AIM
The listing below should be written out exactly; please include all of it.

PROVIDED INFORMATION
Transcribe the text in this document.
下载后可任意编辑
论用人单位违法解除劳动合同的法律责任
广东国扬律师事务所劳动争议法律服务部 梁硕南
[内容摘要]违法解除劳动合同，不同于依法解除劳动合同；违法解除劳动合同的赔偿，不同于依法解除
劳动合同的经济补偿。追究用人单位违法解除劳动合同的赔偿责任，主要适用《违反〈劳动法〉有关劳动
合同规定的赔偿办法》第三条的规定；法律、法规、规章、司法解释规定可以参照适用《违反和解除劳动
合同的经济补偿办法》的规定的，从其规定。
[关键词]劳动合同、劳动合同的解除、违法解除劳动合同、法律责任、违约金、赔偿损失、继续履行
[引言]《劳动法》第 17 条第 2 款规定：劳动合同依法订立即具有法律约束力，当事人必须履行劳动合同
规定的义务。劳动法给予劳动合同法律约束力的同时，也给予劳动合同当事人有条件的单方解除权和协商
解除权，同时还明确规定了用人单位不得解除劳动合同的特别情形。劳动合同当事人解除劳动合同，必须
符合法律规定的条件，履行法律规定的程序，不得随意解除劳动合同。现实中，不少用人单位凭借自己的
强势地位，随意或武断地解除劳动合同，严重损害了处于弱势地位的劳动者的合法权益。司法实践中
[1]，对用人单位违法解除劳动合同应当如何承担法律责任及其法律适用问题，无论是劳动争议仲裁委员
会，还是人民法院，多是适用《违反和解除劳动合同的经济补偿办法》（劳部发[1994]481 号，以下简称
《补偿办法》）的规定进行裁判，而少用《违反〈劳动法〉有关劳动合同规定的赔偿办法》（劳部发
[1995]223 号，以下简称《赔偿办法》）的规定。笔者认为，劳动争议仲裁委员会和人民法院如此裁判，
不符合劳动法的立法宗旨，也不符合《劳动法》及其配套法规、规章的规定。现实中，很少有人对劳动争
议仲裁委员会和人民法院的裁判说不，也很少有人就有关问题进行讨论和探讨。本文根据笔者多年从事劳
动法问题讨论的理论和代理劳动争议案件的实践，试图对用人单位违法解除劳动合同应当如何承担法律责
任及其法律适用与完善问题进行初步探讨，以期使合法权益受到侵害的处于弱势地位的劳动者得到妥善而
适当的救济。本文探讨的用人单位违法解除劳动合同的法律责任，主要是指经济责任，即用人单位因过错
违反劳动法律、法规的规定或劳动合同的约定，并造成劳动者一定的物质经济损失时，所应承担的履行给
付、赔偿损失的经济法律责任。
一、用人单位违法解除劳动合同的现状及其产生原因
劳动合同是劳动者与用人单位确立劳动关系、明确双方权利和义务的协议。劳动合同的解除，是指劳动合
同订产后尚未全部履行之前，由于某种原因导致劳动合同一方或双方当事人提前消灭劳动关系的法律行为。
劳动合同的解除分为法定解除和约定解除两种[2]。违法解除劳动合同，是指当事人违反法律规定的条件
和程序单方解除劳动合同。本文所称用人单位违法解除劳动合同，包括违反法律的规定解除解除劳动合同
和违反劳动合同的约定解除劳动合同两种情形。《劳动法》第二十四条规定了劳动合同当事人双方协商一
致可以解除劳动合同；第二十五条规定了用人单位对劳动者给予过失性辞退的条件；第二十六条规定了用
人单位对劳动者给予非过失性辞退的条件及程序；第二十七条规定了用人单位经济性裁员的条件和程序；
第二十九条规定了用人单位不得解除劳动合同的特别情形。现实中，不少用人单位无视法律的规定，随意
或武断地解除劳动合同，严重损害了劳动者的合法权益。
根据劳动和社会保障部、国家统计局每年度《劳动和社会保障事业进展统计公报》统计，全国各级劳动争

RESPONSE TO THIS EXERCISE
Transcribe the text in this document.
下载后可任意编辑
论用人单位违法解除劳动合同的法律责任
广东国扬律师事务所劳动争议法律服务部 梁硕南
[内容摘要]违法解除劳动合同，不同于依法解除劳动合同；违法解除劳动合同的赔偿，不同于依法解除
劳动合同的经济补偿。追究用人单位违法解除劳动合同的赔偿责任，主要适用《违反〈劳动法〉有关劳动
合同规定的赔偿办法》第三条的规定；法律、法规、规章、司法解释规定可以参照适用《违反和解除劳动
合同的经济补偿办法》的规定的，从其规定。
[关键词]劳动合同、劳动合同的解除、违法解除劳动合同、法律责任、违约金、赔偿损失、继续履行
[引言]《劳动法》第 17 条第 2 款规定：劳动合同依法订立即具有法律约束力，当事人必须履行劳动合同
规定的义务。劳动法给予劳动合同法律约束力的同时，也给予劳动合同当事人有条件的单方解除权和协商
解除权，同时还明确规定了用人单位不得解除劳动合同的特别情形。劳动合同当事人解除劳动合同，必须
符合法律规定的条件，履行法律规定的程序，不得随意解除劳动合同。现实中，不少用人单位凭借自己的
强势地位，随意或武断地解除劳动合同，严重损害了处于弱势地位的劳动者的合法权益。司法实践中
[1]，对用人单位违法解除劳动合同应当如何承担法律责任及其法律适用问题，无论是劳动争议仲裁委员
会，还是人民法院，多是适用《违反和解除劳动合同的经济补偿办法》（劳部发[1994]481 号，以下简称
《补偿办法》）的规定进行裁判，而少用《违反〈劳动法〉有关劳动合同规定的赔偿办法》（劳部发
[1995]223 号，以下简称《赔偿办法》）的规定。笔者认为，劳动争议仲裁委员会和人民法院如此裁判，
不符合劳动法的立法宗旨，也不符合《劳动法》及其配套法规、规章的规定。现实中，很少有人对劳动争
议仲裁委员会和人民法院的裁判说不，也很少有人就有关问题进行讨论和探讨。本文根据笔者多年从事劳
动法问题讨论的理论和代理劳动争议案件的实践，试图对用人单位违法解除劳动合同应当如何承担法律责
任及其法律适用与完善问题进行初步探讨，以期使合法权益受到侵害的处于弱势地位的劳动者得到妥善而
适当的救济。本文探讨的用人单位违法解除劳动合同的法律责任，主要是指经济责任，即用人单位因过错
违反劳动法律、法规的规定或劳动合同的约定，并造成劳动者一定的物质经济损失时，所应承担的履行给
付、赔偿损失的经济法律责任。
一、用人单位违法解除劳动合同的现状及其产生原因
劳动合同是劳动者与用人单位确立劳动关系、明确双方权利和义务的协议。劳动合同的解除，是指劳动合
同订产后尚未全部履行之前，由于某种原因导致劳动合同一方或双方当事人提前消灭劳动关系的法律行为。
劳动合同的解除分为法定解除和约定解除两种[2]。违法解除劳动合同，是指当事人违反法律规定的条件
和程序单方解除劳动合同。本文所称用人单位违法解除劳动合同，包括违反法律的规定解除解除劳动合同
和违反劳动合同的约定解除劳动合同两种情形。《劳动法》第二十四条规定了劳动合同当事人双方协商一
致可以解除劳动合同；第二十五条规定了用人单位对劳动者给予过失性辞退的条件；第二十六条规定了用
人单位对劳动者给予非过失性辞退的条件及程序；第二十七条规定了用人单位经济性裁员的条件和程序；
第二十九条规定了用人单位不得解除劳动合同的特别情形。现实中，不少用人单位无视法律的规定，随意
或武断地解除劳动合同，严重损害了劳动者的合法权益。
根据劳动和社会保障部、国家统计局每年度《劳动和社会保障事业进展统计公报》统计，全国各级劳动争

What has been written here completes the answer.